GIVEN REQUEST —
From the entries that follow, list every line in which the string "inductance" appears.

Dataset items —

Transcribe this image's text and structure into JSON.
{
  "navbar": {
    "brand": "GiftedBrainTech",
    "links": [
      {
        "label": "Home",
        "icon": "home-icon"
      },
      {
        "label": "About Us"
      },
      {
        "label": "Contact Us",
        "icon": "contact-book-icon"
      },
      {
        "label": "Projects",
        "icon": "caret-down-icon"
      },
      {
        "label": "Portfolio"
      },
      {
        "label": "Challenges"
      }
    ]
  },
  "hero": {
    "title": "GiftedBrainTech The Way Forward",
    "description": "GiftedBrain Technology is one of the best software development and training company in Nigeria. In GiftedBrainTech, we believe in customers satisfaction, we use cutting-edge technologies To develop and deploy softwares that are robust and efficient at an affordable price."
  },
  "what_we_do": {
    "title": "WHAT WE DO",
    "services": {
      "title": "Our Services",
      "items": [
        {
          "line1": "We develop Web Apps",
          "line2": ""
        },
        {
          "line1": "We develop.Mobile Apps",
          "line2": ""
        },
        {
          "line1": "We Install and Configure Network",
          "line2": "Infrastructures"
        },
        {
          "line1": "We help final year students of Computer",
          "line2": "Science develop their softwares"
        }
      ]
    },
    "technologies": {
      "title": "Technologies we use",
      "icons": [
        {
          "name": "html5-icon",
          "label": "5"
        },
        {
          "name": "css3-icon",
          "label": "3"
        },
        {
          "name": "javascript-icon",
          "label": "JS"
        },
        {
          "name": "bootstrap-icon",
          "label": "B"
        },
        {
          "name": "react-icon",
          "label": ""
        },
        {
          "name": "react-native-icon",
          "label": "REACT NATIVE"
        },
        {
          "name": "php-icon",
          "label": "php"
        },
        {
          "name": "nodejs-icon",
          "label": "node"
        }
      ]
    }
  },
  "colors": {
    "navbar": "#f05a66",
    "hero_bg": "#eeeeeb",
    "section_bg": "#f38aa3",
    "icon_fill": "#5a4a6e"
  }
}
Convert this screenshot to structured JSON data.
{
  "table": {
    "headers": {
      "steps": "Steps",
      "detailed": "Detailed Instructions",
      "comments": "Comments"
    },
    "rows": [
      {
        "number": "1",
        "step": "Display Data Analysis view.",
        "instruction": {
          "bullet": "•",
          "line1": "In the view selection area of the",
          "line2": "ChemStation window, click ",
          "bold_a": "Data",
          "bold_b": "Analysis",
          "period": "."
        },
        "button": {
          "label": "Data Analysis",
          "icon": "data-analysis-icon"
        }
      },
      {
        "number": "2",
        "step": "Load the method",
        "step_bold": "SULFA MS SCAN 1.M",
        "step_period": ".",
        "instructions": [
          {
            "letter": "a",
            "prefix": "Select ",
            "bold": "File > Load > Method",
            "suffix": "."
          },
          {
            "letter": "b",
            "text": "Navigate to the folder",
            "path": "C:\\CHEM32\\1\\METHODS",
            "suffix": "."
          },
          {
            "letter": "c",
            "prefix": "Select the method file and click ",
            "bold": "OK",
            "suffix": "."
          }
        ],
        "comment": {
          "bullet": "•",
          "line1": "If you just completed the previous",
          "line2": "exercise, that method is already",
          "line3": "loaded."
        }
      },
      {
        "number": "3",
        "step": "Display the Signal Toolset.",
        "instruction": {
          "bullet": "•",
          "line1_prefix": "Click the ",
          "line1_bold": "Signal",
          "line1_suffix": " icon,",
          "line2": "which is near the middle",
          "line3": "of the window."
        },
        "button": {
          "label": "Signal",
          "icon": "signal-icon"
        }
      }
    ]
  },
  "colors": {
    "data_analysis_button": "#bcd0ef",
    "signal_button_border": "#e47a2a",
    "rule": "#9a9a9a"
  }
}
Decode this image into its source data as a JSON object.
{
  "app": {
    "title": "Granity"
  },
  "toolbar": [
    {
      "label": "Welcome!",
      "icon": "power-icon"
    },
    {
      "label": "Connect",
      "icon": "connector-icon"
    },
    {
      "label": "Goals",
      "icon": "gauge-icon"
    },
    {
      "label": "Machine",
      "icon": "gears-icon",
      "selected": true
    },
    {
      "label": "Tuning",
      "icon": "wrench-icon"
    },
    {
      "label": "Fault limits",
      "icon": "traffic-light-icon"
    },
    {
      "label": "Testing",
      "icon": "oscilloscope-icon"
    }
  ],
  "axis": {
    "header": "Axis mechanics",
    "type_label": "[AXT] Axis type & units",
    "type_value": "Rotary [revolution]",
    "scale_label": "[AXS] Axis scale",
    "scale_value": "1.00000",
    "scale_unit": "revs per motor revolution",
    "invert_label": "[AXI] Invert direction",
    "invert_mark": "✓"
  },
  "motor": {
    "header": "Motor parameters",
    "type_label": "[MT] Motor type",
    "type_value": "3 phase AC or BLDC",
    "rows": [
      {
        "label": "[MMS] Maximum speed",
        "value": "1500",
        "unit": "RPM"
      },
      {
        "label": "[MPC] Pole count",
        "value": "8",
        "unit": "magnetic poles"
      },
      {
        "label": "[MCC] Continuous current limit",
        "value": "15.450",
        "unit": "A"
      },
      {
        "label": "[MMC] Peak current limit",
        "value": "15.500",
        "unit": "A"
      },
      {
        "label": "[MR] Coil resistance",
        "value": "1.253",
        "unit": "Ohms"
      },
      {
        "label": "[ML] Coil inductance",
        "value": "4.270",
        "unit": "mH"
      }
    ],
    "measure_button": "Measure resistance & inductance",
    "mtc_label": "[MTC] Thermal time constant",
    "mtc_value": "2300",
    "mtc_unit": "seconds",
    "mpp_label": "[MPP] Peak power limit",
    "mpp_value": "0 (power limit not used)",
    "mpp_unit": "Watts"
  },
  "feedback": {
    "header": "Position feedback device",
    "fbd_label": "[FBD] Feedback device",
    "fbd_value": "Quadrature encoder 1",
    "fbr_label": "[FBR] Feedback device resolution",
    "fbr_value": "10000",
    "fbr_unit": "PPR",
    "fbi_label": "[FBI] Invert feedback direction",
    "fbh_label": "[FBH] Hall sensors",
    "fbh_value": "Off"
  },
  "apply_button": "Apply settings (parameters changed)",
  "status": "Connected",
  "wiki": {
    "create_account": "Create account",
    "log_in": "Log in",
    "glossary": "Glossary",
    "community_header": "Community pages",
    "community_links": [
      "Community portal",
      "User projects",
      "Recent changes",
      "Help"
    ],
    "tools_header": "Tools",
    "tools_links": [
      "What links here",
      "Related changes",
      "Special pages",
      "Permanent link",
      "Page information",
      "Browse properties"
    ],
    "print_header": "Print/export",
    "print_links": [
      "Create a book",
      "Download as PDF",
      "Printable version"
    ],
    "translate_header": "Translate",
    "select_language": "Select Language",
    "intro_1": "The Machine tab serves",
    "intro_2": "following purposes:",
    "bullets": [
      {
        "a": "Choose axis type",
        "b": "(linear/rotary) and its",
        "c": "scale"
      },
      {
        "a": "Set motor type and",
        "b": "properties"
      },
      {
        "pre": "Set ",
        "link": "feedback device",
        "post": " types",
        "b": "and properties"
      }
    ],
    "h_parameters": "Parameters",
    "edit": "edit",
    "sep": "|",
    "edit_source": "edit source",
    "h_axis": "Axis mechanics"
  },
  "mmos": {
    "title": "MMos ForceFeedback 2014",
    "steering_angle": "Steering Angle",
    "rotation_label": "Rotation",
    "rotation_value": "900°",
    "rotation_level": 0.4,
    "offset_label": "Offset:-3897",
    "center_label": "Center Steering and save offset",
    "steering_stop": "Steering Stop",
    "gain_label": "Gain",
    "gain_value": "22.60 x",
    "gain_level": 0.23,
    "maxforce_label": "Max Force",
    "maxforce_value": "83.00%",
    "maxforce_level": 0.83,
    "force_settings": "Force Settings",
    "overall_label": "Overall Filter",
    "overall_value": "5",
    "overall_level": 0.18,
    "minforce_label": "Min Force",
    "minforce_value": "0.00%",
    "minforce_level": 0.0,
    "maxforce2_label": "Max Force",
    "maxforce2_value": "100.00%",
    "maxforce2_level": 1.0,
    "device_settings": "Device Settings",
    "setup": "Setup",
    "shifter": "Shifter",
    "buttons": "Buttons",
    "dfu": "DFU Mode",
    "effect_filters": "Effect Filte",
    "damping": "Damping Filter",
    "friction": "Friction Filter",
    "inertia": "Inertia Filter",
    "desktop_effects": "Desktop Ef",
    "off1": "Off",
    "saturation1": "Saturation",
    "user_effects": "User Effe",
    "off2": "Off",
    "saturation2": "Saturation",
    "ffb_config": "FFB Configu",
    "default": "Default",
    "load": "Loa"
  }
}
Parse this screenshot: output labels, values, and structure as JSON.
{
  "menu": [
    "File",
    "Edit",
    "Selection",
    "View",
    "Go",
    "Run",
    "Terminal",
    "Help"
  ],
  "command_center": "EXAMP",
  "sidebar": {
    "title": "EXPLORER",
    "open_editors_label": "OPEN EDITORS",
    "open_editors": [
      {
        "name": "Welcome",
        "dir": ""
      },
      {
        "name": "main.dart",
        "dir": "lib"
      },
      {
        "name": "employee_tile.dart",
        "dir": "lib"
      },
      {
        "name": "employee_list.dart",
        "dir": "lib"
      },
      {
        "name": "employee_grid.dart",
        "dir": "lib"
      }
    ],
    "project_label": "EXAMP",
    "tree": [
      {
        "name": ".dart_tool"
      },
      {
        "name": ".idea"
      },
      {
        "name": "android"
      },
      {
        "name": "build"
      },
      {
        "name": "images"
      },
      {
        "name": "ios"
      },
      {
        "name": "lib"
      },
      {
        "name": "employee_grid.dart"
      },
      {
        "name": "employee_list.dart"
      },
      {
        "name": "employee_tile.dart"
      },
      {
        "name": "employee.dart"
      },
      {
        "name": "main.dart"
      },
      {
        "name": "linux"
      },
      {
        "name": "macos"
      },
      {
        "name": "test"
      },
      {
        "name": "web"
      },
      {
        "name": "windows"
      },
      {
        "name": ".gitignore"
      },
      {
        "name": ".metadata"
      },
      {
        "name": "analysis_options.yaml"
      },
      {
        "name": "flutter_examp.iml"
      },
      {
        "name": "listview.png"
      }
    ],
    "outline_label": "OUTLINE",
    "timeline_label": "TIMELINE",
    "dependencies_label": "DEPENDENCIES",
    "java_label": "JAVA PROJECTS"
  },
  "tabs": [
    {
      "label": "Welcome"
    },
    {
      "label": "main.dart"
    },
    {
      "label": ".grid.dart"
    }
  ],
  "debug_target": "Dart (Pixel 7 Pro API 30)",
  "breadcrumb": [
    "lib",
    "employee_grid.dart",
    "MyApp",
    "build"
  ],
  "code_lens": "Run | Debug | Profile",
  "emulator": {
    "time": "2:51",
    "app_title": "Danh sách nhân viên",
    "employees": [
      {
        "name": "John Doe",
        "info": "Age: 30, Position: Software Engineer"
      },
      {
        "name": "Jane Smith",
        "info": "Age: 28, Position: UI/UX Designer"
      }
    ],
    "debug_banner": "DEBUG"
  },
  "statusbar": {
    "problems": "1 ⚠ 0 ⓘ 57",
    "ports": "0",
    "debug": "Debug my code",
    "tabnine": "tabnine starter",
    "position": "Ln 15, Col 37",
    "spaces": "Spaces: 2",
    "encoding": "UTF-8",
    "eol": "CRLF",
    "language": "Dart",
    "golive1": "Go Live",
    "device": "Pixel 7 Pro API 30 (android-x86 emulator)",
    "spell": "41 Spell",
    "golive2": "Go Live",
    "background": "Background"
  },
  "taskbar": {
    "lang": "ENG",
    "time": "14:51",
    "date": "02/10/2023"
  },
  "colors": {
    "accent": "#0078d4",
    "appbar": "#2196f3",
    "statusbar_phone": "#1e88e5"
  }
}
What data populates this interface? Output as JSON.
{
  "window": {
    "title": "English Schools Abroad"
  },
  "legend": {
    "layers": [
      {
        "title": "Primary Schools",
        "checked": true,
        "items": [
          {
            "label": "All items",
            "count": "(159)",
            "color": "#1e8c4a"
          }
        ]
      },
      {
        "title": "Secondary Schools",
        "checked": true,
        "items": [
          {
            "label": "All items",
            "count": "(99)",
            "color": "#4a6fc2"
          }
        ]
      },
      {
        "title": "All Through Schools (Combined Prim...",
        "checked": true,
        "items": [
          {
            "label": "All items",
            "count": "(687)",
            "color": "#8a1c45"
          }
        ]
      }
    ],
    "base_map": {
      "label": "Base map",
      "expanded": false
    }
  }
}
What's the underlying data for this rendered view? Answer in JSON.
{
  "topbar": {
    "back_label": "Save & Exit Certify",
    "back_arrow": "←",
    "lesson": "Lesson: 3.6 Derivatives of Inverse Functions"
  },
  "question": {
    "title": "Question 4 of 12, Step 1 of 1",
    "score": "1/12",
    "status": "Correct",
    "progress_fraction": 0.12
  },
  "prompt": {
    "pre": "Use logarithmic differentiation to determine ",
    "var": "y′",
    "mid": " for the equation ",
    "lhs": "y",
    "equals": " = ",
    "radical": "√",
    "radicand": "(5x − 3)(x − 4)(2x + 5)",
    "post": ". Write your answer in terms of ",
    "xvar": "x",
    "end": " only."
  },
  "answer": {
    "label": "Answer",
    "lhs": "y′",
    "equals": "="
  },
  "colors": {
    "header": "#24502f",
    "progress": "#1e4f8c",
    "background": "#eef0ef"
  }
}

RESULT FOR THIS TASK —
        "label": "[ML] Coil inductance",
    "measure_button": "Measure resistance & inductance",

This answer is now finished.